# THE REQUEST
Your answer should be a single number: the count of lines containing the string "this".

[Records about charts and figures]
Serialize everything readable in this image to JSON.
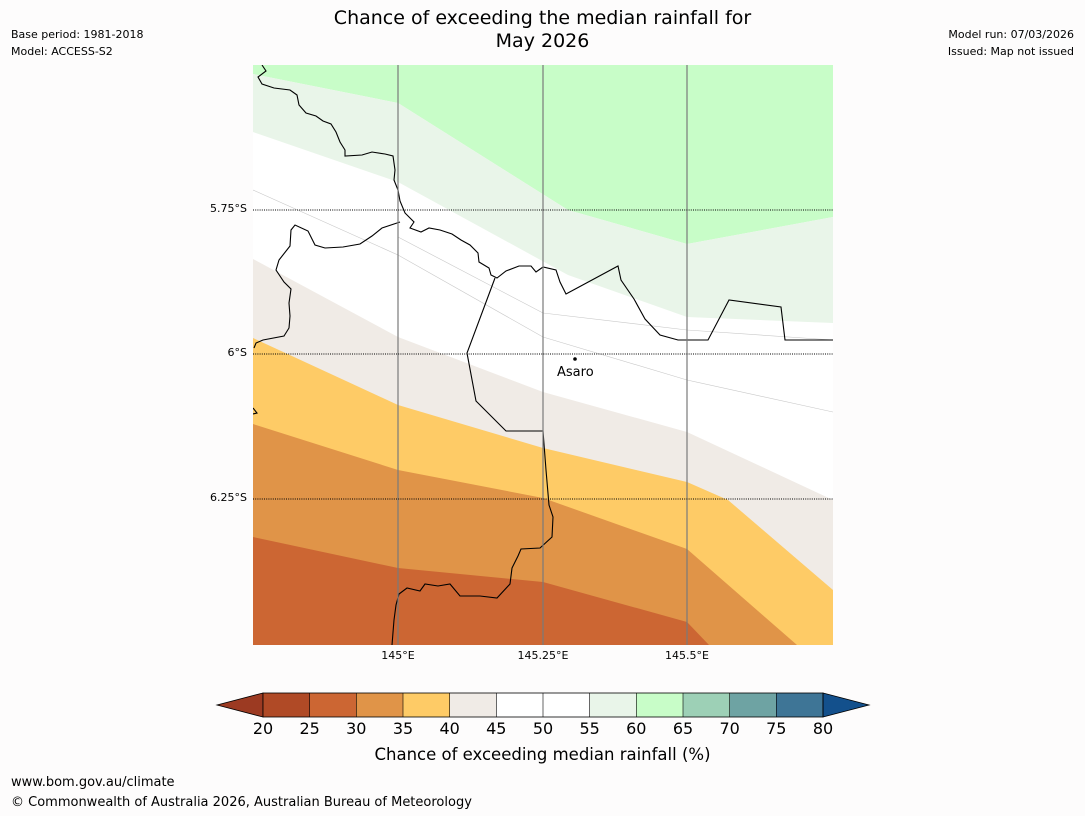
{
  "header": {
    "title_line1": "Chance of exceeding the median rainfall for",
    "title_line2": "May 2026",
    "base_period": "Base period: 1981-2018",
    "model": "Model: ACCESS-S2",
    "model_run": "Model run: 07/03/2026",
    "issued": "Issued: Map not issued"
  },
  "map": {
    "latitude_labels": [
      "5.75°S",
      "6°S",
      "6.25°S"
    ],
    "longitude_labels": [
      "145°E",
      "145.25°E",
      "145.5°E"
    ],
    "city": "Asaro"
  },
  "colorbar": {
    "title": "Chance of exceeding median rainfall (%)",
    "ticks": [
      "20",
      "25",
      "30",
      "35",
      "40",
      "45",
      "50",
      "55",
      "60",
      "65",
      "70",
      "75",
      "80"
    ],
    "colors": {
      "below_20": "#9c3a22",
      "c20_25": "#b04a26",
      "c25_30": "#cc6633",
      "c30_35": "#e09448",
      "c35_40": "#fecb66",
      "c40_45": "#f0ebe6",
      "c45_55": "#ffffff",
      "c55_60": "#e9f5e9",
      "c60_65": "#c8fdc8",
      "c65_70": "#9dd0b6",
      "c70_75": "#6ea3a3",
      "c75_80": "#3e7596",
      "above_80": "#13508c"
    }
  },
  "footer": {
    "url": "www.bom.gov.au/climate",
    "copyright": "© Commonwealth of Australia 2026, Australian Bureau of Meteorology"
  }
}
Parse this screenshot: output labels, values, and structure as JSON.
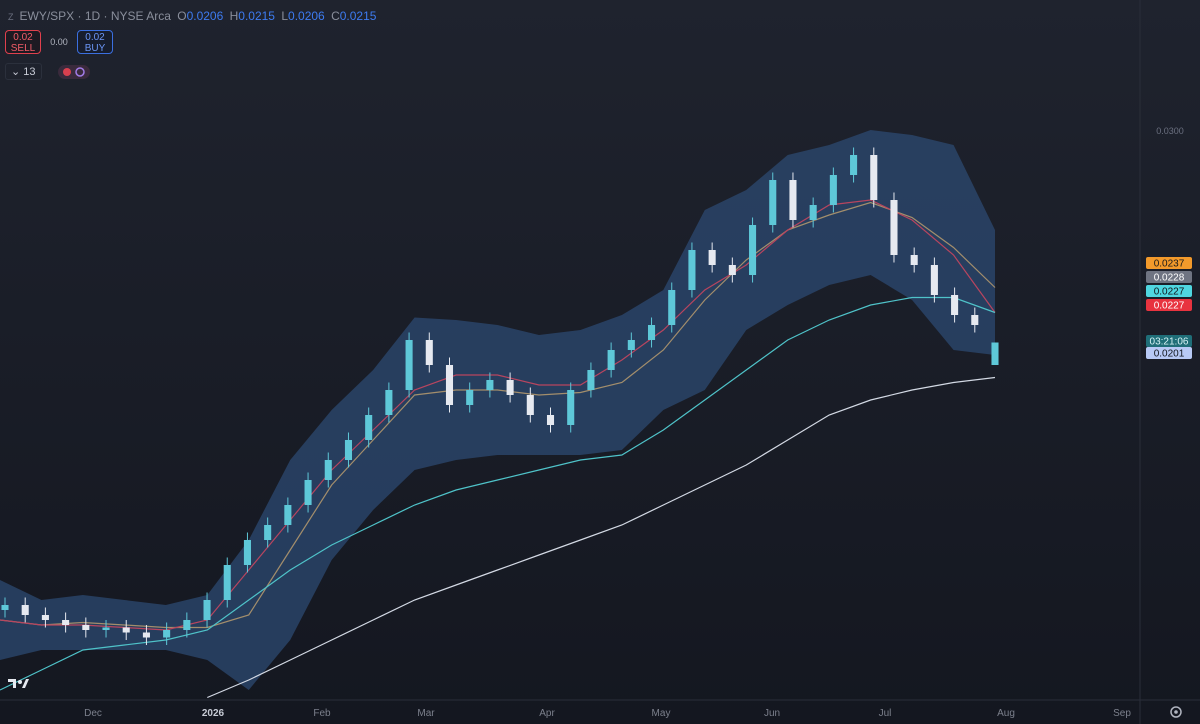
{
  "header": {
    "logo": "Z",
    "symbol": "EWY/SPX · 1D · NYSE Arca",
    "ohlc_labels": [
      "O",
      "H",
      "L",
      "C"
    ]
  },
  "trade": {
    "sell_price": "0.02",
    "sell_label": "SELL",
    "spread": "0.00",
    "buy_price": "0.02",
    "buy_label": "BUY"
  },
  "indicators_count": "13",
  "chart_data": {
    "type": "candlestick",
    "up_color": "#5ec8d8",
    "down_color": "#e6e9f0",
    "open": [
      0.0108,
      0.011,
      0.0106,
      0.0104,
      0.0102,
      0.01,
      0.0101,
      0.0099,
      0.0097,
      0.01,
      0.0104,
      0.0112,
      0.0126,
      0.0136,
      0.0142,
      0.015,
      0.016,
      0.0168,
      0.0176,
      0.0186,
      0.0196,
      0.0216,
      0.0206,
      0.019,
      0.0196,
      0.02,
      0.0194,
      0.0186,
      0.0182,
      0.0196,
      0.0204,
      0.0212,
      0.0216,
      0.0222,
      0.0236,
      0.0252,
      0.0246,
      0.0242,
      0.0262,
      0.028,
      0.0264,
      0.027,
      0.0282,
      0.029,
      0.0272,
      0.025,
      0.0246,
      0.0234,
      0.0226,
      0.0206
    ],
    "high": [
      0.0113,
      0.0113,
      0.0109,
      0.0107,
      0.0105,
      0.0104,
      0.0104,
      0.0102,
      0.0103,
      0.0107,
      0.0115,
      0.0129,
      0.0139,
      0.0145,
      0.0153,
      0.0163,
      0.0171,
      0.0179,
      0.0189,
      0.0199,
      0.0219,
      0.0219,
      0.0209,
      0.0199,
      0.0203,
      0.0203,
      0.0197,
      0.0189,
      0.0199,
      0.0207,
      0.0215,
      0.0219,
      0.0225,
      0.0239,
      0.0255,
      0.0255,
      0.0249,
      0.0265,
      0.0283,
      0.0283,
      0.0273,
      0.0285,
      0.0293,
      0.0293,
      0.0275,
      0.0253,
      0.0249,
      0.0237,
      0.0229,
      0.0215
    ],
    "low": [
      0.0105,
      0.0103,
      0.0101,
      0.0099,
      0.0097,
      0.0097,
      0.0096,
      0.0094,
      0.0094,
      0.0097,
      0.0101,
      0.0109,
      0.0123,
      0.0133,
      0.0139,
      0.0147,
      0.0157,
      0.0165,
      0.0173,
      0.0183,
      0.0193,
      0.0203,
      0.0187,
      0.0187,
      0.0193,
      0.0191,
      0.0183,
      0.0179,
      0.0179,
      0.0193,
      0.0201,
      0.0209,
      0.0213,
      0.0219,
      0.0233,
      0.0243,
      0.0239,
      0.0239,
      0.0259,
      0.0261,
      0.0261,
      0.0267,
      0.0279,
      0.0269,
      0.0247,
      0.0243,
      0.0231,
      0.0223,
      0.0219,
      0.0206
    ],
    "close": [
      0.011,
      0.0106,
      0.0104,
      0.0102,
      0.01,
      0.0101,
      0.0099,
      0.0097,
      0.01,
      0.0104,
      0.0112,
      0.0126,
      0.0136,
      0.0142,
      0.015,
      0.016,
      0.0168,
      0.0176,
      0.0186,
      0.0196,
      0.0216,
      0.0206,
      0.019,
      0.0196,
      0.02,
      0.0194,
      0.0186,
      0.0182,
      0.0196,
      0.0204,
      0.0212,
      0.0216,
      0.0222,
      0.0236,
      0.0252,
      0.0246,
      0.0242,
      0.0262,
      0.028,
      0.0264,
      0.027,
      0.0282,
      0.029,
      0.0272,
      0.025,
      0.0246,
      0.0234,
      0.0226,
      0.0222,
      0.0215
    ],
    "band": {
      "color": "#2c4a72",
      "upper": [
        0.012,
        0.0112,
        0.0114,
        0.0112,
        0.011,
        0.0114,
        0.0136,
        0.0168,
        0.0188,
        0.0204,
        0.0225,
        0.0224,
        0.0222,
        0.0218,
        0.022,
        0.0226,
        0.0236,
        0.0268,
        0.0276,
        0.029,
        0.0294,
        0.03,
        0.0298,
        0.0294,
        0.026
      ],
      "lower": [
        0.0088,
        0.0092,
        0.0092,
        0.0092,
        0.0092,
        0.0088,
        0.0076,
        0.0096,
        0.0128,
        0.0148,
        0.0164,
        0.0168,
        0.017,
        0.017,
        0.017,
        0.0172,
        0.0188,
        0.0196,
        0.022,
        0.023,
        0.0238,
        0.0242,
        0.0232,
        0.0212,
        0.021
      ]
    },
    "series": [
      {
        "color": "#a38e6c",
        "values": [
          0.0104,
          0.0102,
          0.0103,
          0.0102,
          0.0101,
          0.0101,
          0.0106,
          0.0132,
          0.0158,
          0.0176,
          0.0194,
          0.0196,
          0.0196,
          0.0194,
          0.0195,
          0.0199,
          0.0212,
          0.0232,
          0.0248,
          0.026,
          0.0266,
          0.0271,
          0.0265,
          0.0253,
          0.0237
        ]
      },
      {
        "color": "#b8455f",
        "values": [
          0.0104,
          0.0102,
          0.0102,
          0.0101,
          0.01,
          0.0104,
          0.0124,
          0.0144,
          0.0164,
          0.018,
          0.0196,
          0.0202,
          0.0202,
          0.0198,
          0.0198,
          0.0208,
          0.022,
          0.0236,
          0.0246,
          0.026,
          0.027,
          0.0272,
          0.0264,
          0.025,
          0.0227
        ]
      },
      {
        "color": "#4fc3c9",
        "values": [
          0.0076,
          0.0084,
          0.0092,
          0.0094,
          0.0096,
          0.01,
          0.0112,
          0.0124,
          0.0134,
          0.0142,
          0.015,
          0.0156,
          0.016,
          0.0164,
          0.0168,
          0.017,
          0.018,
          0.0192,
          0.0204,
          0.0216,
          0.0224,
          0.023,
          0.0233,
          0.0233,
          0.0227
        ]
      },
      {
        "color": "#d3d9e4",
        "values": [
          null,
          null,
          null,
          null,
          null,
          0.0073,
          0.008,
          0.0088,
          0.0096,
          0.0104,
          0.0112,
          0.0118,
          0.0124,
          0.013,
          0.0136,
          0.0142,
          0.015,
          0.0158,
          0.0166,
          0.0176,
          0.0186,
          0.0192,
          0.0196,
          0.0199,
          0.0201
        ]
      }
    ],
    "ylim": [
      0.0072,
      0.0352
    ],
    "yticks": [
      {
        "value": 0.03,
        "label": "0.0300"
      }
    ],
    "x_labels": [
      "Dec",
      "2026",
      "Feb",
      "Mar",
      "Apr",
      "May",
      "Jun",
      "Jul",
      "Aug",
      "Sep"
    ],
    "price_labels": [
      {
        "value": 0.0237,
        "color": "#f39a2b",
        "text_color": "#1a1a1a"
      },
      {
        "value": 0.0228,
        "color": "#6f7482",
        "text_color": "#ffffff"
      },
      {
        "value": 0.0227,
        "color": "#4fd6e0",
        "text_color": "#10151c"
      },
      {
        "value": 0.0227,
        "color": "#e8333f",
        "text_color": "#ffffff"
      },
      {
        "value": 0.0201,
        "color": "#b7c9f5",
        "text_color": "#10151c"
      }
    ],
    "countdown": {
      "text": "03:21:06",
      "color": "#1f6e78",
      "text_color": "#d6f3f5"
    }
  }
}
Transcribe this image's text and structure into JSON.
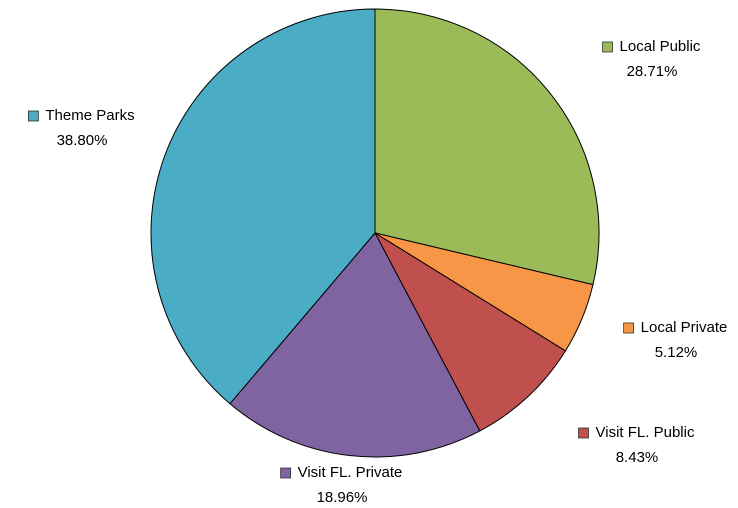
{
  "chart_data": {
    "type": "pie",
    "categories": [
      "Local Public",
      "Local Private",
      "Visit FL. Public",
      "Visit FL. Private",
      "Theme Parks"
    ],
    "values": [
      28.71,
      5.12,
      8.43,
      18.96,
      38.8
    ],
    "value_labels": [
      "28.71%",
      "5.12%",
      "8.43%",
      "18.96%",
      "38.80%"
    ],
    "colors": [
      "#9bbb59",
      "#f79646",
      "#c0504d",
      "#8064a2",
      "#4bacc6"
    ]
  }
}
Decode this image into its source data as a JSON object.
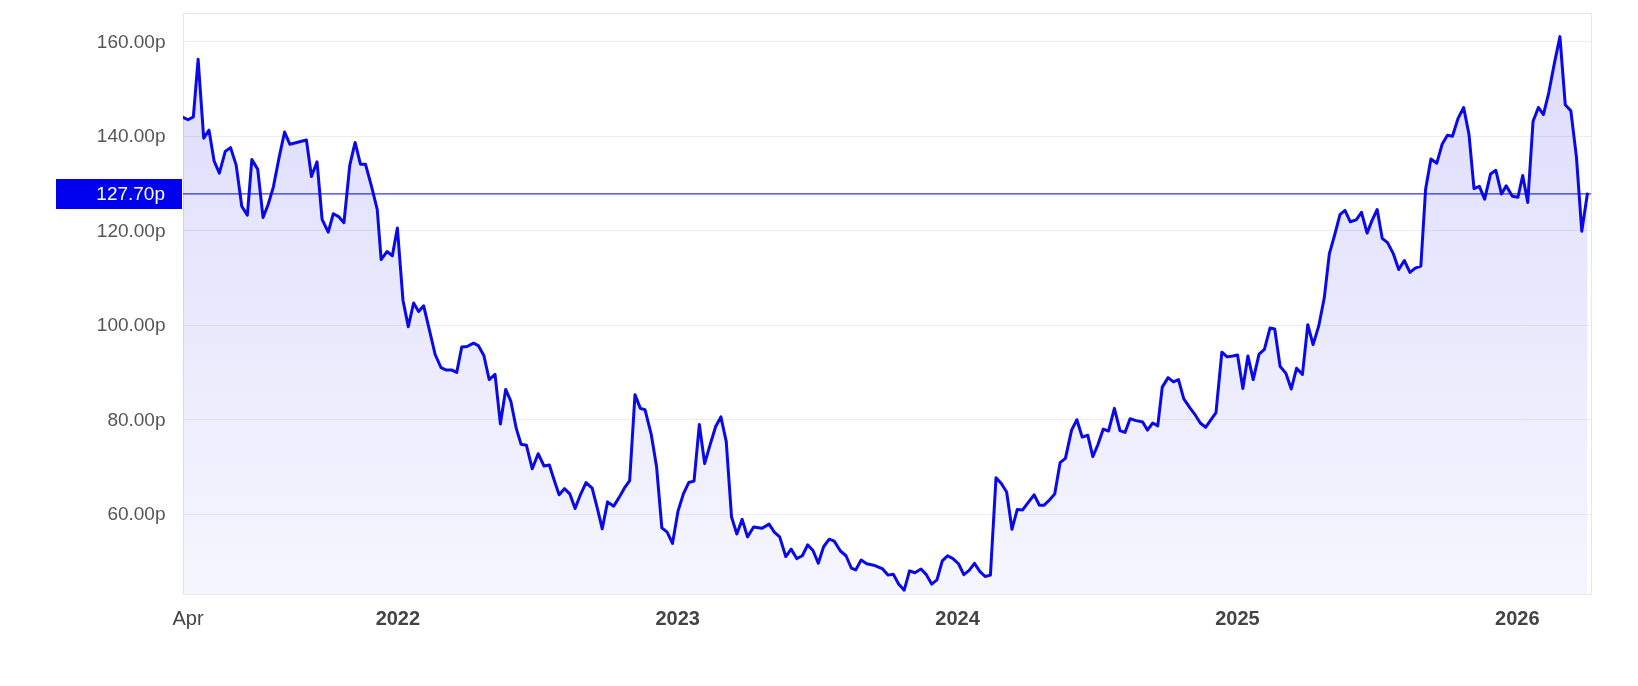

# TASK RESULT
4